**Collected data**
########

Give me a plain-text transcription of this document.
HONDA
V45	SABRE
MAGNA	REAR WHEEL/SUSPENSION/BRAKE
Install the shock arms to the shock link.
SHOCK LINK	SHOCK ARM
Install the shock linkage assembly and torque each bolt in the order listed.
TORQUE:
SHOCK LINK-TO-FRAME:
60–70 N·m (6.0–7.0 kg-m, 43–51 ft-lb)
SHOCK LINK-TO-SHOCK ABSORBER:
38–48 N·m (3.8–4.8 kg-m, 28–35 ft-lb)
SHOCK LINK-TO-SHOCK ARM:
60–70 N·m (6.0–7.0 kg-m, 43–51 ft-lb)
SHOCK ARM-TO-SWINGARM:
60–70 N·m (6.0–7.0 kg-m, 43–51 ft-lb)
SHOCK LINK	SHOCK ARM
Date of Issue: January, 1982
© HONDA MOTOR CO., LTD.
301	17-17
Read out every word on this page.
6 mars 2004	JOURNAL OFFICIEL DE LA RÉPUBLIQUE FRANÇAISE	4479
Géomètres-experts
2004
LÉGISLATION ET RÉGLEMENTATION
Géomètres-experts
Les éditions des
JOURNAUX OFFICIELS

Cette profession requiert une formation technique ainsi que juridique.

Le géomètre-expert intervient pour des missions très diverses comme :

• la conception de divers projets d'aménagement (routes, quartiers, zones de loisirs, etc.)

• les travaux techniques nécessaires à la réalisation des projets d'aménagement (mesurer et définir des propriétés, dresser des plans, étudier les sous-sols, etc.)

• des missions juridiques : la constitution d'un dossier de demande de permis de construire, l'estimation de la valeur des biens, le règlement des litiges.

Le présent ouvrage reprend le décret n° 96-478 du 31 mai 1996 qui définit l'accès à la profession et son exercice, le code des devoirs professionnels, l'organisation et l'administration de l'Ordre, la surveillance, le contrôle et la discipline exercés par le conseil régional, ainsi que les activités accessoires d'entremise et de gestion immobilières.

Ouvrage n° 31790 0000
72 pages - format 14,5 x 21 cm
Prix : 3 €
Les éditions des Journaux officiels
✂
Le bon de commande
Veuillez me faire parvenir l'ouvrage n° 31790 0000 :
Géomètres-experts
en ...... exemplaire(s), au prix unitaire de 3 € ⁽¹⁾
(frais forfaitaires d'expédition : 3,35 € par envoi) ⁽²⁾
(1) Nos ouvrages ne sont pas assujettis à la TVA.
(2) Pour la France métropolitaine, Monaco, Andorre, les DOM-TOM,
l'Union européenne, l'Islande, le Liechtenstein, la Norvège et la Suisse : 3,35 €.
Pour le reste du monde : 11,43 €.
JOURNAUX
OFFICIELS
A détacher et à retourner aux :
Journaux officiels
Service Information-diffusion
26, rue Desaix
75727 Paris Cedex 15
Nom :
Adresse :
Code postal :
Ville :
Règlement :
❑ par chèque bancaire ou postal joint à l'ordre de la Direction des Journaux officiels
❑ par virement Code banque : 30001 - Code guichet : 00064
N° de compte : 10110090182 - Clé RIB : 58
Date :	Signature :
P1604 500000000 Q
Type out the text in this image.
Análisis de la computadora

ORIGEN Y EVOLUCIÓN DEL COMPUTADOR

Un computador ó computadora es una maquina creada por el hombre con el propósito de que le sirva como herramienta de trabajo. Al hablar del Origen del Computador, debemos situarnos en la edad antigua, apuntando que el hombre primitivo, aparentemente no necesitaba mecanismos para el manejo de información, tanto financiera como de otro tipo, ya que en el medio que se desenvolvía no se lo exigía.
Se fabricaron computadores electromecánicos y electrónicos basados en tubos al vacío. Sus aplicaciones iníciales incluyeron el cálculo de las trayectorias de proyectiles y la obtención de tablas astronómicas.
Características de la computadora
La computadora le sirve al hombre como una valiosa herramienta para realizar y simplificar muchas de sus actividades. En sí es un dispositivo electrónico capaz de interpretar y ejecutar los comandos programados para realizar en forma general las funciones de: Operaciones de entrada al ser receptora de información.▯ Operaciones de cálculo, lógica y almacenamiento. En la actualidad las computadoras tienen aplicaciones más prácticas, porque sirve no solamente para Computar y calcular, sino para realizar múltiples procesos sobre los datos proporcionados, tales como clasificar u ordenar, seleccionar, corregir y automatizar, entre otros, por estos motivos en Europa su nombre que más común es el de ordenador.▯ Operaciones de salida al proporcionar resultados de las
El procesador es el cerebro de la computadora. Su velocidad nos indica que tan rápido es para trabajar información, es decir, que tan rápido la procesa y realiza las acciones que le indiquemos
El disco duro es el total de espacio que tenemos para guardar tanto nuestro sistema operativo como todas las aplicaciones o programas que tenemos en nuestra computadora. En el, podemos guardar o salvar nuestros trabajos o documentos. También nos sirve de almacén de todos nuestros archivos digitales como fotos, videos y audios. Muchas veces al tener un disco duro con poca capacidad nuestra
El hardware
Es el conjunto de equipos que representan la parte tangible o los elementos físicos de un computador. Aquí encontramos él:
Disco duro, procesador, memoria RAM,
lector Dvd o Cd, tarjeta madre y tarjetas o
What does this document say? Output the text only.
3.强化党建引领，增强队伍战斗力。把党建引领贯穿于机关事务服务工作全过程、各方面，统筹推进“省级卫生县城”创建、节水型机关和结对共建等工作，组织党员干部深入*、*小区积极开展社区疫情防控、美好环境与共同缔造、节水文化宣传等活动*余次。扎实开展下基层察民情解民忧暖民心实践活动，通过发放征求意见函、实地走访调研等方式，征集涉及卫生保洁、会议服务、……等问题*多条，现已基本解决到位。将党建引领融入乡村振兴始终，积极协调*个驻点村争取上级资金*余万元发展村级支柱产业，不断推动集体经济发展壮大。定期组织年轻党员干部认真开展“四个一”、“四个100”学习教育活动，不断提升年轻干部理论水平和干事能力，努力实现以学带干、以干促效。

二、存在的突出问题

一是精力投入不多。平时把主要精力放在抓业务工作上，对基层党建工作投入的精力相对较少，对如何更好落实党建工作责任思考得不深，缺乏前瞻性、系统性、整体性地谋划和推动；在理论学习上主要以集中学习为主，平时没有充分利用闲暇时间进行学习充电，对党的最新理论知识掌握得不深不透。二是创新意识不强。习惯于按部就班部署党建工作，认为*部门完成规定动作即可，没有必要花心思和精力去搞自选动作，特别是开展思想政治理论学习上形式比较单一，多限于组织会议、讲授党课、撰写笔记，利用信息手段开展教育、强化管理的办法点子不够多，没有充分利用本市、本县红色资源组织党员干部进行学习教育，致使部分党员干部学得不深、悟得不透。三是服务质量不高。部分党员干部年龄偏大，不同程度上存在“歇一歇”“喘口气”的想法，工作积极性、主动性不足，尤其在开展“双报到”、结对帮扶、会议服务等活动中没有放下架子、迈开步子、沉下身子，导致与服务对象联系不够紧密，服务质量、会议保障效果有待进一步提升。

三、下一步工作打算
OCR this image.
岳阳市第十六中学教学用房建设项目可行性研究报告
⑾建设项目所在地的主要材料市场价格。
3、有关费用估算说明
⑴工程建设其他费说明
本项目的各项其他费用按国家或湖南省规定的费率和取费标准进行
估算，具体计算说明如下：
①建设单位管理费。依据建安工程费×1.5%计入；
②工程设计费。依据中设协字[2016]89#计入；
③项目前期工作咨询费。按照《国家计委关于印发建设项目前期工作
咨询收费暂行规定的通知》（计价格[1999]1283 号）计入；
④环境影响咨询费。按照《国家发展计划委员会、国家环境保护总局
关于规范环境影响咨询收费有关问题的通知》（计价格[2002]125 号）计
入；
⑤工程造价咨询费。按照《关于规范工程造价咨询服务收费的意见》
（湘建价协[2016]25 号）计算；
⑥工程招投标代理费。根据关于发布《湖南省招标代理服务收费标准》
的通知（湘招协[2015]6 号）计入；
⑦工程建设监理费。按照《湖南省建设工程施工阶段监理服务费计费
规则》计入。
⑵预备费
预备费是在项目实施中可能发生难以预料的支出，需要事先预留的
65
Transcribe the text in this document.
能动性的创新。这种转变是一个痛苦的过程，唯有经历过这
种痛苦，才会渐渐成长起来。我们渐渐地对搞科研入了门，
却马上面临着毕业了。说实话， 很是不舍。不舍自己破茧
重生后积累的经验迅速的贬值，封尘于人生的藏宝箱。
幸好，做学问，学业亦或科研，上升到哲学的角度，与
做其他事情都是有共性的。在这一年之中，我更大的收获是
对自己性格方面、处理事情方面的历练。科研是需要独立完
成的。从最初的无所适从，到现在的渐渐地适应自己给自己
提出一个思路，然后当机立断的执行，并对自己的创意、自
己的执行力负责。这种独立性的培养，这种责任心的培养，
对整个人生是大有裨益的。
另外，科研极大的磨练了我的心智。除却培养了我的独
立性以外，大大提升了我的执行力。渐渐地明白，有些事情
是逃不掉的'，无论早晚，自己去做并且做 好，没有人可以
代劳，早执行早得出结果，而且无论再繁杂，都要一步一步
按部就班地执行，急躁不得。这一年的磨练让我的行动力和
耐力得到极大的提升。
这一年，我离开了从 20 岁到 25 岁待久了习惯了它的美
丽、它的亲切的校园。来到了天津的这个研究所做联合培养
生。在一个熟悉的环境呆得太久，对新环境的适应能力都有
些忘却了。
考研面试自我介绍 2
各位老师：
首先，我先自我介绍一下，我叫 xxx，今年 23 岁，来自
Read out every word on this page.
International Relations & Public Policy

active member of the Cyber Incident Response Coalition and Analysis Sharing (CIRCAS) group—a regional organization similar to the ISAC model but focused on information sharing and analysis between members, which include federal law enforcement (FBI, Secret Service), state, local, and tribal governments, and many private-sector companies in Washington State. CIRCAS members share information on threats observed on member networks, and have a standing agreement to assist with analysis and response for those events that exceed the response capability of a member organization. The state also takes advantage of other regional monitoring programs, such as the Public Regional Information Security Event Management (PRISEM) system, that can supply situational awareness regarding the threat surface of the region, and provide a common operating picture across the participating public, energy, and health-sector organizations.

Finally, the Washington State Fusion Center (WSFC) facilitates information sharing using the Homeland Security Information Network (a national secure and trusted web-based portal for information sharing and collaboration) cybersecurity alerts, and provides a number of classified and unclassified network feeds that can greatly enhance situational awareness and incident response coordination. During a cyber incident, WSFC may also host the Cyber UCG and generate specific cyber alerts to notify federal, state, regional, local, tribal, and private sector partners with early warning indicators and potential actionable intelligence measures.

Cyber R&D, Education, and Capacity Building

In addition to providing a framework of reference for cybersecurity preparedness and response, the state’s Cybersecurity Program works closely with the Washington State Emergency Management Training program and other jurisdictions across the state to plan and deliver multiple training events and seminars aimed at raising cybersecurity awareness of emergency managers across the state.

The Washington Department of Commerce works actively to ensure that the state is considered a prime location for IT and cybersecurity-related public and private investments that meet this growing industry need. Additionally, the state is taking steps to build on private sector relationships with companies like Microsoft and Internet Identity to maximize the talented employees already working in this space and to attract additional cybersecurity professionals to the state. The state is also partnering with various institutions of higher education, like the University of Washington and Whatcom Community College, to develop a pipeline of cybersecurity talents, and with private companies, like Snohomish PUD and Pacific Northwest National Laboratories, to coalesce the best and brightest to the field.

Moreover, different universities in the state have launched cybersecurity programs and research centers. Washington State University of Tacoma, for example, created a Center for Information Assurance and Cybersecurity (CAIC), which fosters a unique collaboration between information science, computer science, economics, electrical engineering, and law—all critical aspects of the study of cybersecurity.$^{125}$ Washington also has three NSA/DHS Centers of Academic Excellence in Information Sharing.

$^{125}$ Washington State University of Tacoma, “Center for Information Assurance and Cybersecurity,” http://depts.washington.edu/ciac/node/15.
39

########

**What to work on**
Find the lines that include the string "postal", then copy each of them.

**Result for this exercise**
Code postal :
❑ par chèque bancaire ou postal joint à l'ordre de la Direction des Journaux officiels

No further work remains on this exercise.